======== Given entries ========

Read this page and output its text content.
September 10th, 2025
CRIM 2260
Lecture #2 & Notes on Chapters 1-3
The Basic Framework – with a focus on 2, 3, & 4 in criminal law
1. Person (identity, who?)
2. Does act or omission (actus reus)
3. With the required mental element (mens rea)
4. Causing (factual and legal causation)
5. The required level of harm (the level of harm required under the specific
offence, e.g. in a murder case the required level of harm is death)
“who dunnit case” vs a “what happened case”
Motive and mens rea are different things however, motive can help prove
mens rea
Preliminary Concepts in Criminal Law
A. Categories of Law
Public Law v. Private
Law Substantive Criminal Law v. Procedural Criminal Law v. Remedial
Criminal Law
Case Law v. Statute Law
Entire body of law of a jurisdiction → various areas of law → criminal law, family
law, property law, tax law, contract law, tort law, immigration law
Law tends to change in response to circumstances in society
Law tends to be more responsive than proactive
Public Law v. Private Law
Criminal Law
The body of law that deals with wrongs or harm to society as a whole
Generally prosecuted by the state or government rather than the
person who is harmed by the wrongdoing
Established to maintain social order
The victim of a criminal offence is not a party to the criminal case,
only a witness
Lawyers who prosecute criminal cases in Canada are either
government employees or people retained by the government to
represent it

========

Directions: Write out the listing once more, matching it exactly.

Final result:
Read this page and output its text content.
September 10th, 2025
CRIM 2260
Lecture #2 & Notes on Chapters 1-3
The Basic Framework – with a focus on 2, 3, & 4 in criminal law
1. Person (identity, who?)
2. Does act or omission (actus reus)
3. With the required mental element (mens rea)
4. Causing (factual and legal causation)
5. The required level of harm (the level of harm required under the specific
offence, e.g. in a murder case the required level of harm is death)
“who dunnit case” vs a “what happened case”
Motive and mens rea are different things however, motive can help prove
mens rea
Preliminary Concepts in Criminal Law
A. Categories of Law
Public Law v. Private
Law Substantive Criminal Law v. Procedural Criminal Law v. Remedial
Criminal Law
Case Law v. Statute Law
Entire body of law of a jurisdiction → various areas of law → criminal law, family
law, property law, tax law, contract law, tort law, immigration law
Law tends to change in response to circumstances in society
Law tends to be more responsive than proactive
Public Law v. Private Law
Criminal Law
The body of law that deals with wrongs or harm to society as a whole
Generally prosecuted by the state or government rather than the
person who is harmed by the wrongdoing
Established to maintain social order
The victim of a criminal offence is not a party to the criminal case,
only a witness
Lawyers who prosecute criminal cases in Canada are either
government employees or people retained by the government to
represent it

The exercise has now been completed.